■ Set problem
Go through the data and copy every line exactly, but not the images.

Entries with figure data:
_ _ _
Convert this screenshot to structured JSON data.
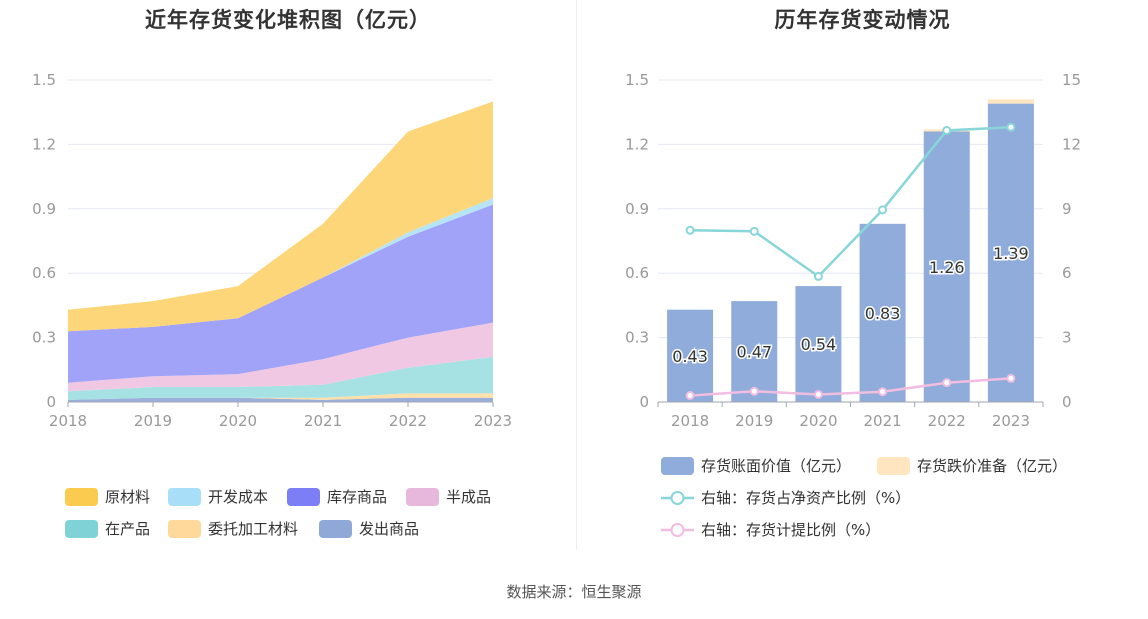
{
  "source": "数据来源：恒生聚源",
  "chart_data": [
    {
      "type": "area",
      "stacked": true,
      "title": "近年存货变化堆积图（亿元）",
      "x": [
        "2018",
        "2019",
        "2020",
        "2021",
        "2022",
        "2023"
      ],
      "ylim": [
        0,
        1.5
      ],
      "yticks": [
        "0",
        "0.3",
        "0.6",
        "0.9",
        "1.2",
        "1.5"
      ],
      "grid": true,
      "legend_position": "bottom",
      "series": [
        {
          "name": "发出商品",
          "color": "#9ab0da",
          "values": [
            0.01,
            0.02,
            0.02,
            0.01,
            0.02,
            0.02
          ]
        },
        {
          "name": "委托加工材料",
          "color": "#ffe0a8",
          "values": [
            0.0,
            0.0,
            0.0,
            0.01,
            0.02,
            0.02
          ]
        },
        {
          "name": "在产品",
          "color": "#a6e2e3",
          "values": [
            0.04,
            0.05,
            0.05,
            0.06,
            0.12,
            0.17
          ]
        },
        {
          "name": "半成品",
          "color": "#f0c8e4",
          "values": [
            0.04,
            0.05,
            0.06,
            0.12,
            0.14,
            0.16
          ]
        },
        {
          "name": "库存商品",
          "color": "#a0a3f8",
          "values": [
            0.24,
            0.23,
            0.26,
            0.38,
            0.47,
            0.55
          ]
        },
        {
          "name": "开发成本",
          "color": "#b6e4f7",
          "values": [
            0.0,
            0.0,
            0.0,
            0.0,
            0.02,
            0.03
          ]
        },
        {
          "name": "原材料",
          "color": "#fdd679",
          "values": [
            0.1,
            0.12,
            0.15,
            0.25,
            0.47,
            0.45
          ]
        }
      ],
      "legend": [
        {
          "name": "原材料",
          "color": "#fbcb50"
        },
        {
          "name": "开发成本",
          "color": "#a9def8"
        },
        {
          "name": "库存商品",
          "color": "#7b7ef4"
        },
        {
          "name": "半成品",
          "color": "#e7b7dc"
        },
        {
          "name": "在产品",
          "color": "#7fd3d7"
        },
        {
          "name": "委托加工材料",
          "color": "#ffd89c"
        },
        {
          "name": "发出商品",
          "color": "#8fa8d8"
        }
      ]
    },
    {
      "type": "bar",
      "title": "历年存货变动情况",
      "categories": [
        "2018",
        "2019",
        "2020",
        "2021",
        "2022",
        "2023"
      ],
      "ylim": [
        0,
        1.5
      ],
      "yticks": [
        "0",
        "0.3",
        "0.6",
        "0.9",
        "1.2",
        "1.5"
      ],
      "y2lim": [
        0,
        15
      ],
      "y2ticks": [
        "0",
        "3",
        "6",
        "9",
        "12",
        "15"
      ],
      "grid": true,
      "legend_position": "bottom",
      "series": [
        {
          "name": "存货账面价值（亿元）",
          "color": "#8facda",
          "stack": "a",
          "values": [
            0.43,
            0.47,
            0.54,
            0.83,
            1.26,
            1.39
          ],
          "labels": [
            "0.43",
            "0.47",
            "0.54",
            "0.83",
            "1.26",
            "1.39"
          ]
        },
        {
          "name": "存货跌价准备（亿元）",
          "color": "#ffe6c0",
          "stack": "a",
          "values": [
            0.0,
            0.0,
            0.0,
            0.0,
            0.01,
            0.02
          ]
        }
      ],
      "line_series": [
        {
          "name": "右轴：存货占净资产比例（%）",
          "color": "#88d6d8",
          "axis": "right",
          "values": [
            8.0,
            7.95,
            5.85,
            8.95,
            12.65,
            12.8
          ]
        },
        {
          "name": "右轴：存货计提比例（%）",
          "color": "#f1bde0",
          "axis": "right",
          "values": [
            0.3,
            0.5,
            0.35,
            0.48,
            0.9,
            1.1
          ]
        }
      ]
    }
  ]
}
_ _ _
■ Correct answer
Convert this screenshot to structured JSON data.
{
  "source": "数据来源：恒生聚源",
  "chart_data": [
    {
      "type": "area",
      "stacked": true,
      "title": "近年存货变化堆积图（亿元）",
      "x": [
        "2018",
        "2019",
        "2020",
        "2021",
        "2022",
        "2023"
      ],
      "ylim": [
        0,
        1.5
      ],
      "yticks": [
        "0",
        "0.3",
        "0.6",
        "0.9",
        "1.2",
        "1.5"
      ],
      "grid": true,
      "legend_position": "bottom",
      "series": [
        {
          "name": "发出商品",
          "color": "#9ab0da",
          "values": [
            0.01,
            0.02,
            0.02,
            0.01,
            0.02,
            0.02
          ]
        },
        {
          "name": "委托加工材料",
          "color": "#ffe0a8",
          "values": [
            0.0,
            0.0,
            0.0,
            0.01,
            0.02,
            0.02
          ]
        },
        {
          "name": "在产品",
          "color": "#a6e2e3",
          "values": [
            0.04,
            0.05,
            0.05,
            0.06,
            0.12,
            0.17
          ]
        },
        {
          "name": "半成品",
          "color": "#f0c8e4",
          "values": [
            0.04,
            0.05,
            0.06,
            0.12,
            0.14,
            0.16
          ]
        },
        {
          "name": "库存商品",
          "color": "#a0a3f8",
          "values": [
            0.24,
            0.23,
            0.26,
            0.38,
            0.47,
            0.55
          ]
        },
        {
          "name": "开发成本",
          "color": "#b6e4f7",
          "values": [
            0.0,
            0.0,
            0.0,
            0.0,
            0.02,
            0.03
          ]
        },
        {
          "name": "原材料",
          "color": "#fdd679",
          "values": [
            0.1,
            0.12,
            0.15,
            0.25,
            0.47,
            0.45
          ]
        }
      ],
      "legend": [
        {
          "name": "原材料",
          "color": "#fbcb50"
        },
        {
          "name": "开发成本",
          "color": "#a9def8"
        },
        {
          "name": "库存商品",
          "color": "#7b7ef4"
        },
        {
          "name": "半成品",
          "color": "#e7b7dc"
        },
        {
          "name": "在产品",
          "color": "#7fd3d7"
        },
        {
          "name": "委托加工材料",
          "color": "#ffd89c"
        },
        {
          "name": "发出商品",
          "color": "#8fa8d8"
        }
      ]
    },
    {
      "type": "bar",
      "title": "历年存货变动情况",
      "categories": [
        "2018",
        "2019",
        "2020",
        "2021",
        "2022",
        "2023"
      ],
      "ylim": [
        0,
        1.5
      ],
      "yticks": [
        "0",
        "0.3",
        "0.6",
        "0.9",
        "1.2",
        "1.5"
      ],
      "y2lim": [
        0,
        15
      ],
      "y2ticks": [
        "0",
        "3",
        "6",
        "9",
        "12",
        "15"
      ],
      "grid": true,
      "legend_position": "bottom",
      "series": [
        {
          "name": "存货账面价值（亿元）",
          "color": "#8facda",
          "stack": "a",
          "values": [
            0.43,
            0.47,
            0.54,
            0.83,
            1.26,
            1.39
          ],
          "labels": [
            "0.43",
            "0.47",
            "0.54",
            "0.83",
            "1.26",
            "1.39"
          ]
        },
        {
          "name": "存货跌价准备（亿元）",
          "color": "#ffe6c0",
          "stack": "a",
          "values": [
            0.0,
            0.0,
            0.0,
            0.0,
            0.01,
            0.02
          ]
        }
      ],
      "line_series": [
        {
          "name": "右轴：存货占净资产比例（%）",
          "color": "#88d6d8",
          "axis": "right",
          "values": [
            8.0,
            7.95,
            5.85,
            8.95,
            12.65,
            12.8
          ]
        },
        {
          "name": "右轴：存货计提比例（%）",
          "color": "#f1bde0",
          "axis": "right",
          "values": [
            0.3,
            0.5,
            0.35,
            0.48,
            0.9,
            1.1
          ]
        }
      ]
    }
  ]
}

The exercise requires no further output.